» **ABOUT THIS TASK**
Of the lines below, copy those that hold the word "screenshot".

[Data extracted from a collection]
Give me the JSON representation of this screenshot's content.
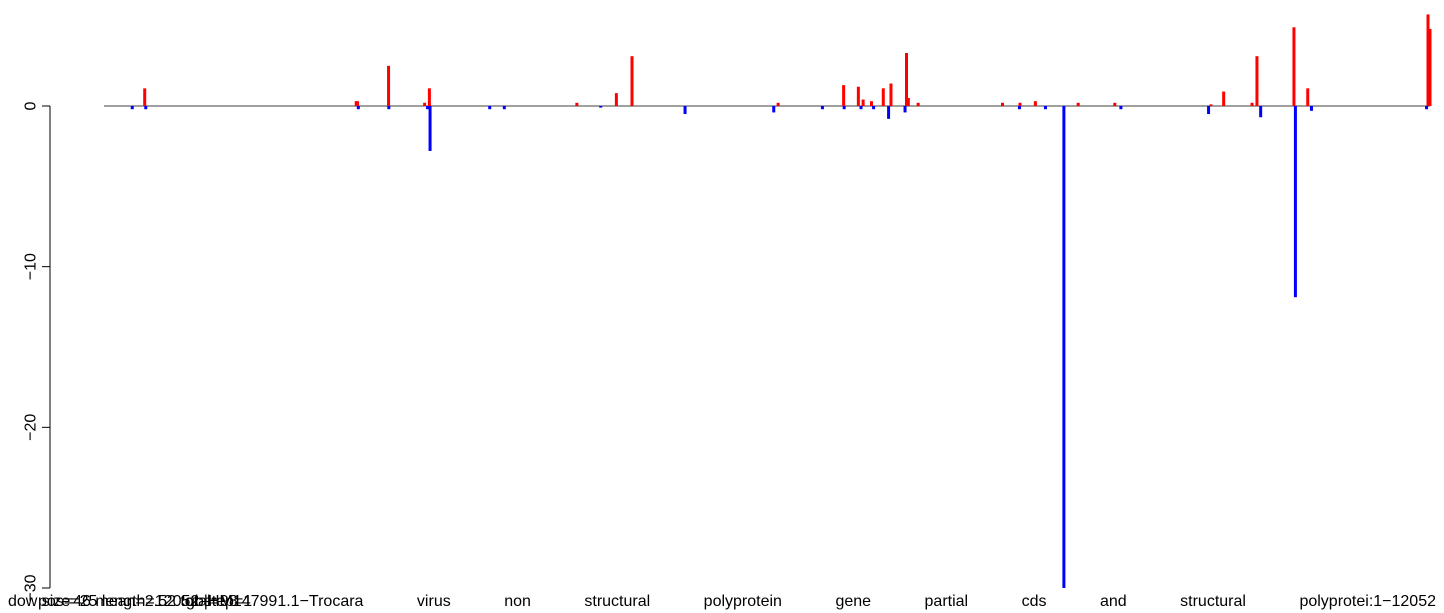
{
  "chart_data": {
    "type": "bar",
    "title": "",
    "xlabel": "",
    "ylabel": "",
    "ylim": [
      -30,
      5.7
    ],
    "xlim": [
      0,
      1000
    ],
    "y_ticks": [
      0,
      -10,
      -20,
      -30
    ],
    "y_tick_labels": [
      "0",
      "−10",
      "−20",
      "−30"
    ],
    "grid": false,
    "legend": "none",
    "baseline": 0,
    "positive_series": {
      "color": "#ff0000",
      "bars": [
        {
          "x": 30.7,
          "y": 1.1
        },
        {
          "x": 190.2,
          "y": 0.3
        },
        {
          "x": 191.2,
          "y": 0.3
        },
        {
          "x": 214.6,
          "y": 2.5
        },
        {
          "x": 241.8,
          "y": 0.2
        },
        {
          "x": 245.4,
          "y": 1.1
        },
        {
          "x": 356.6,
          "y": 0.2
        },
        {
          "x": 386.4,
          "y": 0.8
        },
        {
          "x": 398.2,
          "y": 3.1
        },
        {
          "x": 508.4,
          "y": 0.2
        },
        {
          "x": 557.8,
          "y": 1.3
        },
        {
          "x": 568.9,
          "y": 1.2
        },
        {
          "x": 572.5,
          "y": 0.4
        },
        {
          "x": 578.8,
          "y": 0.3
        },
        {
          "x": 587.7,
          "y": 1.1
        },
        {
          "x": 593.5,
          "y": 1.4
        },
        {
          "x": 605.2,
          "y": 3.3
        },
        {
          "x": 606.6,
          "y": 0.5
        },
        {
          "x": 614.0,
          "y": 0.2
        },
        {
          "x": 677.6,
          "y": 0.2
        },
        {
          "x": 690.8,
          "y": 0.2
        },
        {
          "x": 702.4,
          "y": 0.3
        },
        {
          "x": 734.7,
          "y": 0.2
        },
        {
          "x": 762.3,
          "y": 0.2
        },
        {
          "x": 834.8,
          "y": 0.1
        },
        {
          "x": 844.4,
          "y": 0.9
        },
        {
          "x": 865.8,
          "y": 0.2
        },
        {
          "x": 869.5,
          "y": 3.1
        },
        {
          "x": 897.4,
          "y": 4.9
        },
        {
          "x": 907.8,
          "y": 1.1
        },
        {
          "x": 998.5,
          "y": 5.7
        },
        {
          "x": 1000.0,
          "y": 4.8
        }
      ]
    },
    "negative_series": {
      "color": "#0000ff",
      "bars": [
        {
          "x": 21.3,
          "y": -0.2
        },
        {
          "x": 31.5,
          "y": -0.2
        },
        {
          "x": 191.8,
          "y": -0.2
        },
        {
          "x": 214.8,
          "y": -0.2
        },
        {
          "x": 244.0,
          "y": -0.2
        },
        {
          "x": 245.9,
          "y": -2.8
        },
        {
          "x": 290.9,
          "y": -0.2
        },
        {
          "x": 301.9,
          "y": -0.2
        },
        {
          "x": 374.6,
          "y": -0.1
        },
        {
          "x": 438.2,
          "y": -0.5
        },
        {
          "x": 505.1,
          "y": -0.4
        },
        {
          "x": 541.8,
          "y": -0.2
        },
        {
          "x": 558.2,
          "y": -0.2
        },
        {
          "x": 570.9,
          "y": -0.2
        },
        {
          "x": 580.4,
          "y": -0.2
        },
        {
          "x": 591.7,
          "y": -0.8
        },
        {
          "x": 604.1,
          "y": -0.4
        },
        {
          "x": 690.4,
          "y": -0.2
        },
        {
          "x": 710.0,
          "y": -0.2
        },
        {
          "x": 723.9,
          "y": -30.0
        },
        {
          "x": 766.9,
          "y": -0.2
        },
        {
          "x": 833.0,
          "y": -0.5
        },
        {
          "x": 872.3,
          "y": -0.7
        },
        {
          "x": 898.5,
          "y": -11.9
        },
        {
          "x": 910.6,
          "y": -0.3
        },
        {
          "x": 997.4,
          "y": -0.2
        }
      ]
    },
    "footer_text_layers": [
      "dow size=25 length=12052 step=1",
      "pos=46 mean=2.52 total=98",
      "gb|HM147991.1−Trocara virus non structural polyprotein gene partial cds and structural polyprotei:1−12052"
    ]
  }
}
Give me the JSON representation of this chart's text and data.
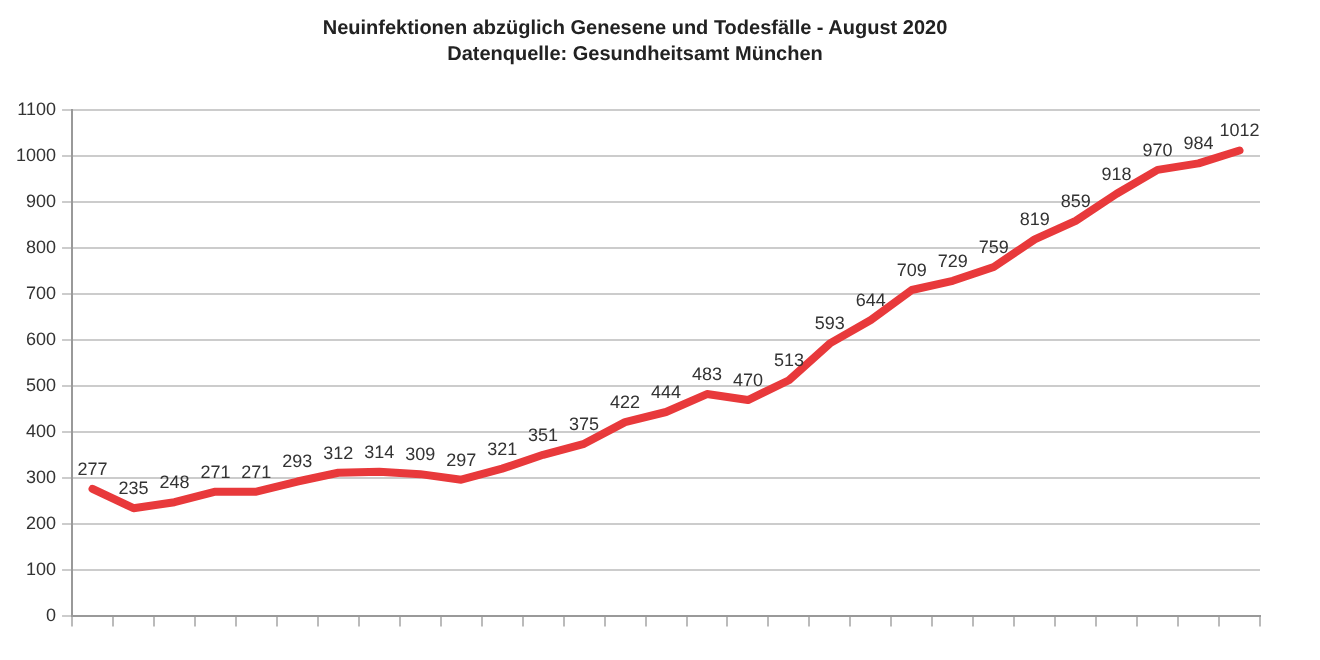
{
  "chart_data": {
    "type": "line",
    "title": "Neuinfektionen abzüglich Genesene und Todesfälle - August 2020",
    "subtitle": "Datenquelle: Gesundheitsamt München",
    "categories": [
      null,
      null,
      null,
      null,
      null,
      null,
      null,
      null,
      null,
      null,
      null,
      null,
      null,
      null,
      null,
      null,
      null,
      null,
      null,
      null,
      null,
      null,
      null,
      null,
      null,
      null,
      null,
      null,
      null
    ],
    "series": [
      {
        "color": "#e8393b",
        "values": [
          277,
          235,
          248,
          271,
          271,
          293,
          312,
          314,
          309,
          297,
          321,
          351,
          375,
          422,
          444,
          483,
          470,
          513,
          593,
          644,
          709,
          729,
          759,
          819,
          859,
          918,
          970,
          984,
          1012
        ]
      }
    ],
    "ylim": [
      0,
      1100
    ],
    "yticks": [
      0,
      100,
      200,
      300,
      400,
      500,
      600,
      700,
      800,
      900,
      1000,
      1100
    ],
    "grid": "y",
    "legend": false,
    "marker": "none",
    "line_style": "solid",
    "data_labels": true
  }
}
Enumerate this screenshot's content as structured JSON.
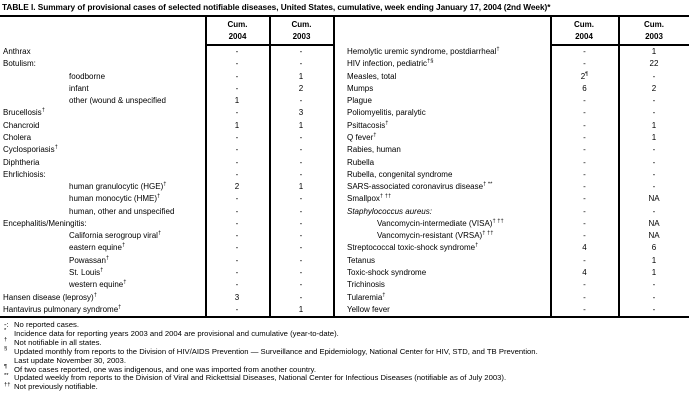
{
  "title": "TABLE I. Summary of provisional cases of selected notifiable diseases, United States, cumulative, week ending January 17, 2004 (2nd Week)*",
  "columns": {
    "cum": "Cum.",
    "y2004": "2004",
    "y2003": "2003"
  },
  "table": {
    "left_rows": [
      {
        "label": "Anthrax",
        "v2004": "-",
        "v2003": "-"
      },
      {
        "label": "Botulism:",
        "v2004": "-",
        "v2003": "-"
      },
      {
        "label": "foodborne",
        "indent": 1,
        "v2004": "-",
        "v2003": "1"
      },
      {
        "label": "infant",
        "indent": 1,
        "v2004": "-",
        "v2003": "2"
      },
      {
        "label": "other (wound & unspecified",
        "indent": 1,
        "v2004": "1",
        "v2003": "-"
      },
      {
        "label": "Brucellosis",
        "sup": "†",
        "v2004": "-",
        "v2003": "3"
      },
      {
        "label": "Chancroid",
        "v2004": "1",
        "v2003": "1"
      },
      {
        "label": "Cholera",
        "v2004": "-",
        "v2003": "-"
      },
      {
        "label": "Cyclosporiasis",
        "sup": "†",
        "v2004": "-",
        "v2003": "-"
      },
      {
        "label": "Diphtheria",
        "v2004": "-",
        "v2003": "-"
      },
      {
        "label": "Ehrlichiosis:",
        "v2004": "-",
        "v2003": "-"
      },
      {
        "label": "human granulocytic (HGE)",
        "sup": "†",
        "indent": 1,
        "v2004": "2",
        "v2003": "1"
      },
      {
        "label": "human monocytic (HME)",
        "sup": "†",
        "indent": 1,
        "v2004": "-",
        "v2003": "-"
      },
      {
        "label": "human, other and unspecified",
        "indent": 1,
        "v2004": "-",
        "v2003": "-"
      },
      {
        "label": "Encephalitis/Meningitis:",
        "v2004": "-",
        "v2003": "-"
      },
      {
        "label": "California serogroup viral",
        "sup": "†",
        "indent": 1,
        "v2004": "-",
        "v2003": "-"
      },
      {
        "label": "eastern equine",
        "sup": "†",
        "indent": 1,
        "v2004": "-",
        "v2003": "-"
      },
      {
        "label": "Powassan",
        "sup": "†",
        "indent": 1,
        "v2004": "-",
        "v2003": "-"
      },
      {
        "label": "St. Louis",
        "sup": "†",
        "indent": 1,
        "v2004": "-",
        "v2003": "-"
      },
      {
        "label": "western equine",
        "sup": "†",
        "indent": 1,
        "v2004": "-",
        "v2003": "-"
      },
      {
        "label": "Hansen disease (leprosy)",
        "sup": "†",
        "v2004": "3",
        "v2003": "-"
      },
      {
        "label": "Hantavirus pulmonary syndrome",
        "sup": "†",
        "v2004": "-",
        "v2003": "1"
      }
    ],
    "right_rows": [
      {
        "label": "Hemolytic uremic syndrome, postdiarrheal",
        "sup": "†",
        "v2004": "-",
        "v2003": "1"
      },
      {
        "label": "HIV infection, pediatric",
        "sup": "†§",
        "v2004": "-",
        "v2003": "22"
      },
      {
        "label": "Measles, total",
        "v2004": "2",
        "v2004_sup": "¶",
        "v2003": "-"
      },
      {
        "label": "Mumps",
        "v2004": "6",
        "v2003": "2"
      },
      {
        "label": "Plague",
        "v2004": "-",
        "v2003": "-"
      },
      {
        "label": "Poliomyelitis, paralytic",
        "v2004": "-",
        "v2003": "-"
      },
      {
        "label": "Psittacosis",
        "sup": "†",
        "v2004": "-",
        "v2003": "1"
      },
      {
        "label": "Q fever",
        "sup": "†",
        "v2004": "-",
        "v2003": "1"
      },
      {
        "label": "Rabies, human",
        "v2004": "-",
        "v2003": "-"
      },
      {
        "label": "Rubella",
        "v2004": "-",
        "v2003": "-"
      },
      {
        "label": "Rubella, congenital syndrome",
        "v2004": "-",
        "v2003": "-"
      },
      {
        "label": "SARS-associated coronavirus disease",
        "sup": "† **",
        "v2004": "-",
        "v2003": "-"
      },
      {
        "label": "Smallpox",
        "sup": "† ††",
        "v2004": "-",
        "v2003": "NA"
      },
      {
        "label": "Staphylococcus aureus:",
        "italic": true,
        "v2004": "-",
        "v2003": "-"
      },
      {
        "label": "Vancomycin-intermediate (VISA)",
        "sup": "† ††",
        "indent": 1,
        "v2004": "-",
        "v2003": "NA"
      },
      {
        "label": "Vancomycin-resistant (VRSA)",
        "sup": "† ††",
        "indent": 1,
        "v2004": "-",
        "v2003": "NA"
      },
      {
        "label": "Streptococcal toxic-shock syndrome",
        "sup": "†",
        "v2004": "4",
        "v2003": "6"
      },
      {
        "label": "Tetanus",
        "v2004": "-",
        "v2003": "1"
      },
      {
        "label": "Toxic-shock syndrome",
        "v2004": "4",
        "v2003": "1"
      },
      {
        "label": "Trichinosis",
        "v2004": "-",
        "v2003": "-"
      },
      {
        "label": "Tularemia",
        "sup": "†",
        "v2004": "-",
        "v2003": "-"
      },
      {
        "label": "Yellow fever",
        "v2004": "-",
        "v2003": "-"
      }
    ]
  },
  "footnotes": [
    {
      "marker": "-:",
      "sup": false,
      "lines": [
        "No reported cases."
      ]
    },
    {
      "marker": "*",
      "sup": true,
      "lines": [
        "Incidence data for reporting years 2003 and 2004 are provisional and cumulative (year-to-date)."
      ]
    },
    {
      "marker": "†",
      "sup": true,
      "lines": [
        "Not notifiable in all states."
      ]
    },
    {
      "marker": "§",
      "sup": true,
      "lines": [
        "Updated monthly from reports to the Division of HIV/AIDS Prevention — Surveillance and Epidemiology, National Center for HIV, STD, and TB Prevention.",
        "Last update November 30, 2003."
      ]
    },
    {
      "marker": "¶",
      "sup": true,
      "lines": [
        "Of two cases reported, one was indigenous, and one was imported from another country."
      ]
    },
    {
      "marker": "**",
      "sup": true,
      "lines": [
        "Updated weekly from reports to the Division of Viral and Rickettsial Diseases, National Center for Infectious Diseases (notifiable as of July 2003)."
      ]
    },
    {
      "marker": "††",
      "sup": true,
      "lines": [
        "Not previously notifiable."
      ]
    }
  ]
}
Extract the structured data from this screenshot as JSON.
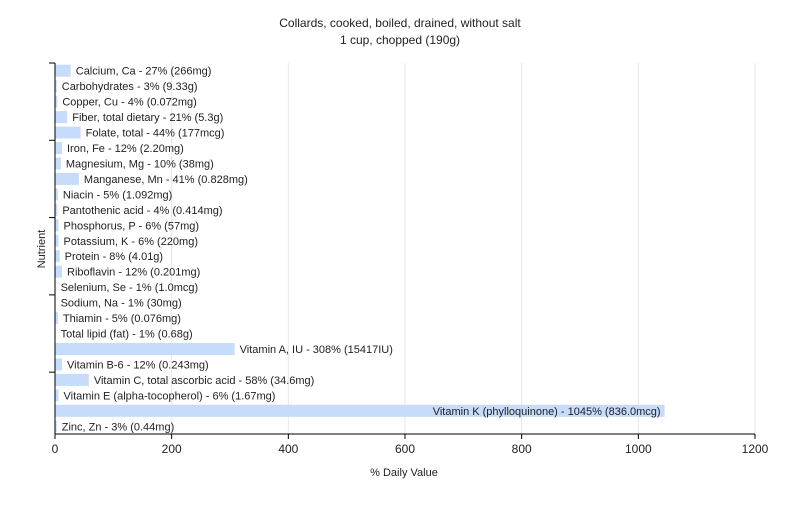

» **EXERCISE ANSWER**
Give me the JSON representation of this screenshot's content.
Enumerate this screenshot's content as structured JSON.
Extract the structured data from this screenshot as JSON.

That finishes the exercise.